__AIM OF THE EXERCISE__
Reproduce all the entries exactly.

__INFORMATION PROVIDED__

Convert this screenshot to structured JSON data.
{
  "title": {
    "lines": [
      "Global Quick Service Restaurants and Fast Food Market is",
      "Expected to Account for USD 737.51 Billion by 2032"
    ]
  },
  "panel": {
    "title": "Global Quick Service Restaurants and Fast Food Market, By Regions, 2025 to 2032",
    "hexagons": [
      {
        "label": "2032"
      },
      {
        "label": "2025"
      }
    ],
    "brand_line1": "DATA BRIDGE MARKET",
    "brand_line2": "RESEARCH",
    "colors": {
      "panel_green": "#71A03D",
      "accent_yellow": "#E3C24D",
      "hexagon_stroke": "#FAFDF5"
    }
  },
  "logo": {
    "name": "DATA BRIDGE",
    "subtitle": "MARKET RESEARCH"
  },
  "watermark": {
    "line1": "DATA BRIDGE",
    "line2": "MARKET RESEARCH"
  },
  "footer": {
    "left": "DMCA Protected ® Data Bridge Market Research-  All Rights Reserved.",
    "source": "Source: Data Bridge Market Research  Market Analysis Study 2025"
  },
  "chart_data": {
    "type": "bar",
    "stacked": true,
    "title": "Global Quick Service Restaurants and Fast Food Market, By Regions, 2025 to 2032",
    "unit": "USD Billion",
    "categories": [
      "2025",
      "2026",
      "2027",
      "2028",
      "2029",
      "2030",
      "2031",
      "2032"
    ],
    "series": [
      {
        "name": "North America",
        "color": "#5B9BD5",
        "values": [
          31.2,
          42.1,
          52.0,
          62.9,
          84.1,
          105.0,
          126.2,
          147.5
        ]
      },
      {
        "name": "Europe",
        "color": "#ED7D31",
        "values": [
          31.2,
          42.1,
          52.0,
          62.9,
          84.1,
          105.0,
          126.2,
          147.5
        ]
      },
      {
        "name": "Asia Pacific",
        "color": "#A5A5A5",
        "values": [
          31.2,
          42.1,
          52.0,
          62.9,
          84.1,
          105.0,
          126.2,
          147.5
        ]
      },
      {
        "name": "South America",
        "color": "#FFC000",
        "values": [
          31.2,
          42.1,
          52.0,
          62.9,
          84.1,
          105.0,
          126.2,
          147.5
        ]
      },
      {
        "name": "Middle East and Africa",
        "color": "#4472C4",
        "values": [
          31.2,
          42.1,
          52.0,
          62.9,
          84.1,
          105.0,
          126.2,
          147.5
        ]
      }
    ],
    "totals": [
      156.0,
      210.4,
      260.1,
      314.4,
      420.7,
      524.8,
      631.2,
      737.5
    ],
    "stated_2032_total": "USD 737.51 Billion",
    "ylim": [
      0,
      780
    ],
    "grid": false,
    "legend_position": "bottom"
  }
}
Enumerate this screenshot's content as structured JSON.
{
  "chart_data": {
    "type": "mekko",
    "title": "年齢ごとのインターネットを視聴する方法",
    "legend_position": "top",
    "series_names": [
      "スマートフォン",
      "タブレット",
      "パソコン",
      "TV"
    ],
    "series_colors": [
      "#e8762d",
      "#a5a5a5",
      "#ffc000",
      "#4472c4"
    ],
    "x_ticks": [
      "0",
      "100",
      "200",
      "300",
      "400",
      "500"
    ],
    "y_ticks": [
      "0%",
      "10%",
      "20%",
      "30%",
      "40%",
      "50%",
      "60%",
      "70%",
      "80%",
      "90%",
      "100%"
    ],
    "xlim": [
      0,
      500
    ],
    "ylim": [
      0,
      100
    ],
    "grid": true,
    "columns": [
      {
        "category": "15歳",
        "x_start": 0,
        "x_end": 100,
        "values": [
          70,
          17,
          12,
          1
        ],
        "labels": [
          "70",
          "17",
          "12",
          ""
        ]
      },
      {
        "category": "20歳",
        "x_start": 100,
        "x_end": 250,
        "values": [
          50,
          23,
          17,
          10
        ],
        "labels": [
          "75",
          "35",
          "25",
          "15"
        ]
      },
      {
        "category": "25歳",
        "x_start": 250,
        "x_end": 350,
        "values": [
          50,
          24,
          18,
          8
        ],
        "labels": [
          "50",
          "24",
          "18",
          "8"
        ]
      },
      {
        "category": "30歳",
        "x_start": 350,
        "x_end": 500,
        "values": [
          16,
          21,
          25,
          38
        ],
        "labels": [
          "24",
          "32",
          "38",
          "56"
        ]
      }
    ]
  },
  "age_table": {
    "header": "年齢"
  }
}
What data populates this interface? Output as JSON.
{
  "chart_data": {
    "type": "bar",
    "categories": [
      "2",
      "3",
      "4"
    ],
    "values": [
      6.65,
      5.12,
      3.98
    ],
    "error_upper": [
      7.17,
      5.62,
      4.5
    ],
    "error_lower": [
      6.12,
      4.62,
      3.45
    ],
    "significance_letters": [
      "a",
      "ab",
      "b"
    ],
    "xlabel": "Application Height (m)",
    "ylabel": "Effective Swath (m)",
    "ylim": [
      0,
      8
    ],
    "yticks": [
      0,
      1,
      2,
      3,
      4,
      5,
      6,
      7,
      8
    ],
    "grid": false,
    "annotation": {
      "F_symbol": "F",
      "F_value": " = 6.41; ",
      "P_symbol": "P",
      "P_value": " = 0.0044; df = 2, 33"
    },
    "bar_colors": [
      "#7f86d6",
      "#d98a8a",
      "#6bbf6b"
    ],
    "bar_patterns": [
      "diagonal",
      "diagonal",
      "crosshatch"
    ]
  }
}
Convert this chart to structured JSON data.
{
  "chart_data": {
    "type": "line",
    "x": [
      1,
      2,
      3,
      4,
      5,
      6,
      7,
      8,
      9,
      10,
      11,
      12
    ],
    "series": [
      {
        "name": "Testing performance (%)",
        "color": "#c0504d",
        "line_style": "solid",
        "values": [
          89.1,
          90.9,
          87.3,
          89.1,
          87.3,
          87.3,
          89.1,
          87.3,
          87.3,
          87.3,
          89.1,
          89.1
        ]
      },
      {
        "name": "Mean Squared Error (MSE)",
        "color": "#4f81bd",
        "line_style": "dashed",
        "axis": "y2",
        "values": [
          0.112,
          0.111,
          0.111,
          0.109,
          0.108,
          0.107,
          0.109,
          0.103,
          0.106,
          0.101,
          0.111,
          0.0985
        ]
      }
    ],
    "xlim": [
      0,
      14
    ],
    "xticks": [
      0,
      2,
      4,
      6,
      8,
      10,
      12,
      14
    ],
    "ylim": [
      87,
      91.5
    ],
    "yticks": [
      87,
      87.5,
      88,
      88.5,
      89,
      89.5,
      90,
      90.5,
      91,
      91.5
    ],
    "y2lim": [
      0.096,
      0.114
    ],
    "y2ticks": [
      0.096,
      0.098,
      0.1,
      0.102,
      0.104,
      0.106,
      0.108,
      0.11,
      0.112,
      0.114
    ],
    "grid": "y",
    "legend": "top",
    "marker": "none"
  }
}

__EXERCISE RESPONSE__
Convert this screenshot to structured JSON data.
{
  "title": {
    "lines": [
      "Global Quick Service Restaurants and Fast Food Market is",
      "Expected to Account for USD 737.51 Billion by 2032"
    ]
  },
  "panel": {
    "title": "Global Quick Service Restaurants and Fast Food Market, By Regions, 2025 to 2032",
    "hexagons": [
      {
        "label": "2032"
      },
      {
        "label": "2025"
      }
    ],
    "brand_line1": "DATA BRIDGE MARKET",
    "brand_line2": "RESEARCH",
    "colors": {
      "panel_green": "#71A03D",
      "accent_yellow": "#E3C24D",
      "hexagon_stroke": "#FAFDF5"
    }
  },
  "logo": {
    "name": "DATA BRIDGE",
    "subtitle": "MARKET RESEARCH"
  },
  "watermark": {
    "line1": "DATA BRIDGE",
    "line2": "MARKET RESEARCH"
  },
  "footer": {
    "left": "DMCA Protected ® Data Bridge Market Research-  All Rights Reserved.",
    "source": "Source: Data Bridge Market Research  Market Analysis Study 2025"
  },
  "chart_data": {
    "type": "bar",
    "stacked": true,
    "title": "Global Quick Service Restaurants and Fast Food Market, By Regions, 2025 to 2032",
    "unit": "USD Billion",
    "categories": [
      "2025",
      "2026",
      "2027",
      "2028",
      "2029",
      "2030",
      "2031",
      "2032"
    ],
    "series": [
      {
        "name": "North America",
        "color": "#5B9BD5",
        "values": [
          31.2,
          42.1,
          52.0,
          62.9,
          84.1,
          105.0,
          126.2,
          147.5
        ]
      },
      {
        "name": "Europe",
        "color": "#ED7D31",
        "values": [
          31.2,
          42.1,
          52.0,
          62.9,
          84.1,
          105.0,
          126.2,
          147.5
        ]
      },
      {
        "name": "Asia Pacific",
        "color": "#A5A5A5",
        "values": [
          31.2,
          42.1,
          52.0,
          62.9,
          84.1,
          105.0,
          126.2,
          147.5
        ]
      },
      {
        "name": "South America",
        "color": "#FFC000",
        "values": [
          31.2,
          42.1,
          52.0,
          62.9,
          84.1,
          105.0,
          126.2,
          147.5
        ]
      },
      {
        "name": "Middle East and Africa",
        "color": "#4472C4",
        "values": [
          31.2,
          42.1,
          52.0,
          62.9,
          84.1,
          105.0,
          126.2,
          147.5
        ]
      }
    ],
    "totals": [
      156.0,
      210.4,
      260.1,
      314.4,
      420.7,
      524.8,
      631.2,
      737.5
    ],
    "stated_2032_total": "USD 737.51 Billion",
    "ylim": [
      0,
      780
    ],
    "grid": false,
    "legend_position": "bottom"
  }
}
Enumerate this screenshot's content as structured JSON.
{
  "chart_data": {
    "type": "mekko",
    "title": "年齢ごとのインターネットを視聴する方法",
    "legend_position": "top",
    "series_names": [
      "スマートフォン",
      "タブレット",
      "パソコン",
      "TV"
    ],
    "series_colors": [
      "#e8762d",
      "#a5a5a5",
      "#ffc000",
      "#4472c4"
    ],
    "x_ticks": [
      "0",
      "100",
      "200",
      "300",
      "400",
      "500"
    ],
    "y_ticks": [
      "0%",
      "10%",
      "20%",
      "30%",
      "40%",
      "50%",
      "60%",
      "70%",
      "80%",
      "90%",
      "100%"
    ],
    "xlim": [
      0,
      500
    ],
    "ylim": [
      0,
      100
    ],
    "grid": true,
    "columns": [
      {
        "category": "15歳",
        "x_start": 0,
        "x_end": 100,
        "values": [
          70,
          17,
          12,
          1
        ],
        "labels": [
          "70",
          "17",
          "12",
          ""
        ]
      },
      {
        "category": "20歳",
        "x_start": 100,
        "x_end": 250,
        "values": [
          50,
          23,
          17,
          10
        ],
        "labels": [
          "75",
          "35",
          "25",
          "15"
        ]
      },
      {
        "category": "25歳",
        "x_start": 250,
        "x_end": 350,
        "values": [
          50,
          24,
          18,
          8
        ],
        "labels": [
          "50",
          "24",
          "18",
          "8"
        ]
      },
      {
        "category": "30歳",
        "x_start": 350,
        "x_end": 500,
        "values": [
          16,
          21,
          25,
          38
        ],
        "labels": [
          "24",
          "32",
          "38",
          "56"
        ]
      }
    ]
  },
  "age_table": {
    "header": "年齢"
  }
}
What data populates this interface? Output as JSON.
{
  "chart_data": {
    "type": "bar",
    "categories": [
      "2",
      "3",
      "4"
    ],
    "values": [
      6.65,
      5.12,
      3.98
    ],
    "error_upper": [
      7.17,
      5.62,
      4.5
    ],
    "error_lower": [
      6.12,
      4.62,
      3.45
    ],
    "significance_letters": [
      "a",
      "ab",
      "b"
    ],
    "xlabel": "Application Height (m)",
    "ylabel": "Effective Swath (m)",
    "ylim": [
      0,
      8
    ],
    "yticks": [
      0,
      1,
      2,
      3,
      4,
      5,
      6,
      7,
      8
    ],
    "grid": false,
    "annotation": {
      "F_symbol": "F",
      "F_value": " = 6.41; ",
      "P_symbol": "P",
      "P_value": " = 0.0044; df = 2, 33"
    },
    "bar_colors": [
      "#7f86d6",
      "#d98a8a",
      "#6bbf6b"
    ],
    "bar_patterns": [
      "diagonal",
      "diagonal",
      "crosshatch"
    ]
  }
}
Convert this chart to structured JSON data.
{
  "chart_data": {
    "type": "line",
    "x": [
      1,
      2,
      3,
      4,
      5,
      6,
      7,
      8,
      9,
      10,
      11,
      12
    ],
    "series": [
      {
        "name": "Testing performance (%)",
        "color": "#c0504d",
        "line_style": "solid",
        "values": [
          89.1,
          90.9,
          87.3,
          89.1,
          87.3,
          87.3,
          89.1,
          87.3,
          87.3,
          87.3,
          89.1,
          89.1
        ]
      },
      {
        "name": "Mean Squared Error (MSE)",
        "color": "#4f81bd",
        "line_style": "dashed",
        "axis": "y2",
        "values": [
          0.112,
          0.111,
          0.111,
          0.109,
          0.108,
          0.107,
          0.109,
          0.103,
          0.106,
          0.101,
          0.111,
          0.0985
        ]
      }
    ],
    "xlim": [
      0,
      14
    ],
    "xticks": [
      0,
      2,
      4,
      6,
      8,
      10,
      12,
      14
    ],
    "ylim": [
      87,
      91.5
    ],
    "yticks": [
      87,
      87.5,
      88,
      88.5,
      89,
      89.5,
      90,
      90.5,
      91,
      91.5
    ],
    "y2lim": [
      0.096,
      0.114
    ],
    "y2ticks": [
      0.096,
      0.098,
      0.1,
      0.102,
      0.104,
      0.106,
      0.108,
      0.11,
      0.112,
      0.114
    ],
    "grid": "y",
    "legend": "top",
    "marker": "none"
  }
}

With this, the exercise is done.